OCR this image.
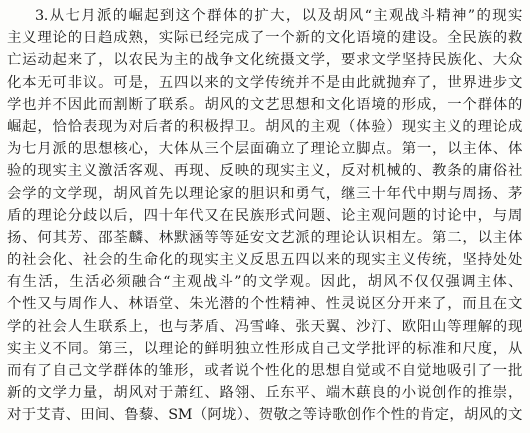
3.从七月派的崛起到这个群体的扩大，以及胡风“主观战斗精神”的现实
主义理论的日趋成熟，实际已经完成了一个新的文化语境的建设。全民族的救
亡运动起来了，以农民为主的战争文化统摄文学，要求文学坚持民族化、大众
化本无可非议。可是，五四以来的文学传统并不是由此就抛弃了，世界进步文
学也并不因此而割断了联系。胡风的文艺思想和文化语境的形成，一个群体的
崛起，恰恰表现为对后者的积极捍卫。胡风的主观（体验）现实主义的理论成
为七月派的思想核心，大体从三个层面确立了理论立脚点。第一，以主体、体
验的现实主义激活客观、再现、反映的现实主义，反对机械的、教条的庸俗社
会学的文学现，胡风首先以理论家的胆识和勇气，继三十年代中期与周扬、茅
盾的理论分歧以后，四十年代又在民族形式问题、论主观问题的讨论中，与周
扬、何其芳、邵荃麟、林默涵等等延安文艺派的理论认识相左。第二，以主体
的社会化、社会的生命化的现实主义反思五四以来的现实主义传统，坚持处处
有生活，生活必须融合“主观战斗”的文学观。因此，胡风不仅仅强调主体、
个性又与周作人、林语堂、朱光潜的个性精神、性灵说区分开来了，而且在文
学的社会人生联系上，也与茅盾、冯雪峰、张天翼、沙汀、欧阳山等理解的现
实主义不同。第三，以理论的鲜明独立性形成自己文学批评的标准和尺度，从
而有了自己文学群体的雏形，或者说个性化的思想自觉或不自觉地吸引了一批
新的文学力量，胡风对于萧红、路翎、丘东平、端木蕻良的小说创作的推崇，
对于艾青、田间、鲁藜、SM（阿垅）、贺敬之等诗歌创作个性的肯定，胡风的文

PROBLEM TO SOLVE:
Take the listing and print it again exactly, but without any pictures.

EXERCISE RESPONSE:
OCR this image.
3.从七月派的崛起到这个群体的扩大，以及胡风“主观战斗精神”的现实
主义理论的日趋成熟，实际已经完成了一个新的文化语境的建设。全民族的救
亡运动起来了，以农民为主的战争文化统摄文学，要求文学坚持民族化、大众
化本无可非议。可是，五四以来的文学传统并不是由此就抛弃了，世界进步文
学也并不因此而割断了联系。胡风的文艺思想和文化语境的形成，一个群体的
崛起，恰恰表现为对后者的积极捍卫。胡风的主观（体验）现实主义的理论成
为七月派的思想核心，大体从三个层面确立了理论立脚点。第一，以主体、体
验的现实主义激活客观、再现、反映的现实主义，反对机械的、教条的庸俗社
会学的文学现，胡风首先以理论家的胆识和勇气，继三十年代中期与周扬、茅
盾的理论分歧以后，四十年代又在民族形式问题、论主观问题的讨论中，与周
扬、何其芳、邵荃麟、林默涵等等延安文艺派的理论认识相左。第二，以主体
的社会化、社会的生命化的现实主义反思五四以来的现实主义传统，坚持处处
有生活，生活必须融合“主观战斗”的文学观。因此，胡风不仅仅强调主体、
个性又与周作人、林语堂、朱光潜的个性精神、性灵说区分开来了，而且在文
学的社会人生联系上，也与茅盾、冯雪峰、张天翼、沙汀、欧阳山等理解的现
实主义不同。第三，以理论的鲜明独立性形成自己文学批评的标准和尺度，从
而有了自己文学群体的雏形，或者说个性化的思想自觉或不自觉地吸引了一批
新的文学力量，胡风对于萧红、路翎、丘东平、端木蕻良的小说创作的推崇，
对于艾青、田间、鲁藜、SM（阿垅）、贺敬之等诗歌创作个性的肯定，胡风的文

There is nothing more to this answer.